[start ROWS]

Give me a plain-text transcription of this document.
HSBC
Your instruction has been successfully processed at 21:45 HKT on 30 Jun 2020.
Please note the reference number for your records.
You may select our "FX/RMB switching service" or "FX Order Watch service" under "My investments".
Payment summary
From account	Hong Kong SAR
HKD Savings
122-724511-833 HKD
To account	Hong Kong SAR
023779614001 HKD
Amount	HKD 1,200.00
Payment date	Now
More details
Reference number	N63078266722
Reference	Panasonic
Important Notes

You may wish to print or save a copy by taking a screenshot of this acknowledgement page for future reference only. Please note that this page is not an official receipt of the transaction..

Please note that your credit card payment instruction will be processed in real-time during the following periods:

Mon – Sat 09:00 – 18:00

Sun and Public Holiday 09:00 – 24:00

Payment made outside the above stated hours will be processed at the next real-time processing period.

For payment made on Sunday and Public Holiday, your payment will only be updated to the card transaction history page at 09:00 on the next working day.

[end ROWS]

## TASK BRIEF
Restate the whole listing exactly, leaving out nothing.

## THE RESPONSE
Give me a plain-text transcription of this document.
HSBC
Your instruction has been successfully processed at 21:45 HKT on 30 Jun 2020.
Please note the reference number for your records.
You may select our "FX/RMB switching service" or "FX Order Watch service" under "My investments".
Payment summary
From account	Hong Kong SAR
HKD Savings
122-724511-833 HKD
To account	Hong Kong SAR
023779614001 HKD
Amount	HKD 1,200.00
Payment date	Now
More details
Reference number	N63078266722
Reference	Panasonic
Important Notes

You may wish to print or save a copy by taking a screenshot of this acknowledgement page for future reference only. Please note that this page is not an official receipt of the transaction..

Please note that your credit card payment instruction will be processed in real-time during the following periods:

Mon – Sat 09:00 – 18:00

Sun and Public Holiday 09:00 – 24:00

Payment made outside the above stated hours will be processed at the next real-time processing period.

For payment made on Sunday and Public Holiday, your payment will only be updated to the card transaction history page at 09:00 on the next working day.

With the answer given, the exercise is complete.